Exercise prompt
Provide the data again in its entirety, exactly as given.

Exercise materials
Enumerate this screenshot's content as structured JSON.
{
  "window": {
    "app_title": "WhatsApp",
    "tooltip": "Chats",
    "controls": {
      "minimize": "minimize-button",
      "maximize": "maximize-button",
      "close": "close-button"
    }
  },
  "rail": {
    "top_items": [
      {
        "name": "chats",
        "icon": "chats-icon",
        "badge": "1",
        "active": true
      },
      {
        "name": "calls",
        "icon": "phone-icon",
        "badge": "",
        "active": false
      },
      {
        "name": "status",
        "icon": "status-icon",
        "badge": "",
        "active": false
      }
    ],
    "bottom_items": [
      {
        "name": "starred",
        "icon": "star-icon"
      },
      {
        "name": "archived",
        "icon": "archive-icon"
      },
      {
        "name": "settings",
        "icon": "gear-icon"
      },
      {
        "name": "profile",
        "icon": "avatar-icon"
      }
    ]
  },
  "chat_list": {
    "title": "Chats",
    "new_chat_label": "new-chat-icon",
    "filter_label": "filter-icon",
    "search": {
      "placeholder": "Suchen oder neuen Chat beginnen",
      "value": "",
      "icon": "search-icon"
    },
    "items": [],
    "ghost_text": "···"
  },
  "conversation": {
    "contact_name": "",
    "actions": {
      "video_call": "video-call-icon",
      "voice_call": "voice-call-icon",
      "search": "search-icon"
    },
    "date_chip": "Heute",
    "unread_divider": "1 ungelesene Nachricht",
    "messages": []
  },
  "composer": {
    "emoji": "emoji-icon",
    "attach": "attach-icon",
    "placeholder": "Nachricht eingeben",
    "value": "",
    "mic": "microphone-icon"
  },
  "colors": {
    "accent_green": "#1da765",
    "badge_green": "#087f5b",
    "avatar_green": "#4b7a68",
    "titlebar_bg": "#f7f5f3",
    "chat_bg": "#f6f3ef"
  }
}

Problem solution
Enumerate this screenshot's content as structured JSON.
{
  "window": {
    "app_title": "WhatsApp",
    "tooltip": "Chats",
    "controls": {
      "minimize": "minimize-button",
      "maximize": "maximize-button",
      "close": "close-button"
    }
  },
  "rail": {
    "top_items": [
      {
        "name": "chats",
        "icon": "chats-icon",
        "badge": "1",
        "active": true
      },
      {
        "name": "calls",
        "icon": "phone-icon",
        "badge": "",
        "active": false
      },
      {
        "name": "status",
        "icon": "status-icon",
        "badge": "",
        "active": false
      }
    ],
    "bottom_items": [
      {
        "name": "starred",
        "icon": "star-icon"
      },
      {
        "name": "archived",
        "icon": "archive-icon"
      },
      {
        "name": "settings",
        "icon": "gear-icon"
      },
      {
        "name": "profile",
        "icon": "avatar-icon"
      }
    ]
  },
  "chat_list": {
    "title": "Chats",
    "new_chat_label": "new-chat-icon",
    "filter_label": "filter-icon",
    "search": {
      "placeholder": "Suchen oder neuen Chat beginnen",
      "value": "",
      "icon": "search-icon"
    },
    "items": [],
    "ghost_text": "···"
  },
  "conversation": {
    "contact_name": "",
    "actions": {
      "video_call": "video-call-icon",
      "voice_call": "voice-call-icon",
      "search": "search-icon"
    },
    "date_chip": "Heute",
    "unread_divider": "1 ungelesene Nachricht",
    "messages": []
  },
  "composer": {
    "emoji": "emoji-icon",
    "attach": "attach-icon",
    "placeholder": "Nachricht eingeben",
    "value": "",
    "mic": "microphone-icon"
  },
  "colors": {
    "accent_green": "#1da765",
    "badge_green": "#087f5b",
    "avatar_green": "#4b7a68",
    "titlebar_bg": "#f7f5f3",
    "chat_bg": "#f6f3ef"
  }
}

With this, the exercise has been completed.